Dataset records:
━━━━

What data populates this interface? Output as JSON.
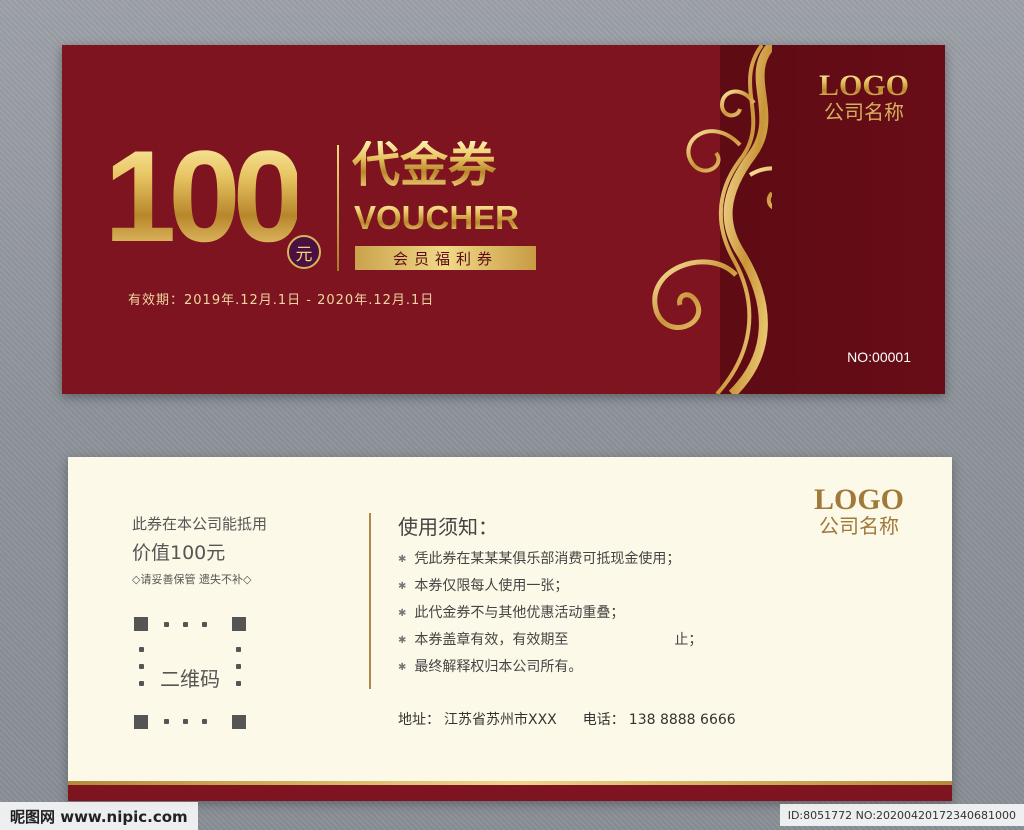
{
  "front": {
    "amount": "100",
    "currency": "元",
    "title_cn": "代金券",
    "title_en": "VOUCHER",
    "member_label": "会员福利券",
    "validity": "有效期：2019年.12月.1日 - 2020年.12月.1日",
    "logo": "LOGO",
    "company": "公司名称",
    "serial": "NO:00001",
    "colors": {
      "background": "#7d1420",
      "gold": "#d4af5c"
    }
  },
  "back": {
    "left": {
      "line1": "此券在本公司能抵用",
      "line2": "价值100元",
      "line3": "◇请妥善保管 遗失不补◇",
      "qr_label": "二维码"
    },
    "notes": {
      "heading": "使用须知：",
      "items": [
        "凭此券在某某某俱乐部消费可抵现金使用；",
        "本券仅限每人使用一张；",
        "此代金券不与其他优惠活动重叠；",
        "本券盖章有效，有效期至",
        "最终解释权归本公司所有。"
      ],
      "item4_suffix": "止；"
    },
    "address_label": "地址：",
    "address": "江苏省苏州市XXX",
    "phone_label": "电话：",
    "phone": "138 8888 6666",
    "logo": "LOGO",
    "company": "公司名称"
  },
  "watermark": {
    "site": "昵图网 www.nipic.com",
    "id": "ID:8051772 NO:20200420172340681000"
  }
}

━━━━

● WHAT YOU ARE ASKED TO DO
Leave the pictures out and write out every entry exactly as given.

● SOLVED EXERCISE
What data populates this interface? Output as JSON.
{
  "front": {
    "amount": "100",
    "currency": "元",
    "title_cn": "代金券",
    "title_en": "VOUCHER",
    "member_label": "会员福利券",
    "validity": "有效期：2019年.12月.1日 - 2020年.12月.1日",
    "logo": "LOGO",
    "company": "公司名称",
    "serial": "NO:00001",
    "colors": {
      "background": "#7d1420",
      "gold": "#d4af5c"
    }
  },
  "back": {
    "left": {
      "line1": "此券在本公司能抵用",
      "line2": "价值100元",
      "line3": "◇请妥善保管 遗失不补◇",
      "qr_label": "二维码"
    },
    "notes": {
      "heading": "使用须知：",
      "items": [
        "凭此券在某某某俱乐部消费可抵现金使用；",
        "本券仅限每人使用一张；",
        "此代金券不与其他优惠活动重叠；",
        "本券盖章有效，有效期至",
        "最终解释权归本公司所有。"
      ],
      "item4_suffix": "止；"
    },
    "address_label": "地址：",
    "address": "江苏省苏州市XXX",
    "phone_label": "电话：",
    "phone": "138 8888 6666",
    "logo": "LOGO",
    "company": "公司名称"
  },
  "watermark": {
    "site": "昵图网 www.nipic.com",
    "id": "ID:8051772 NO:20200420172340681000"
  }
}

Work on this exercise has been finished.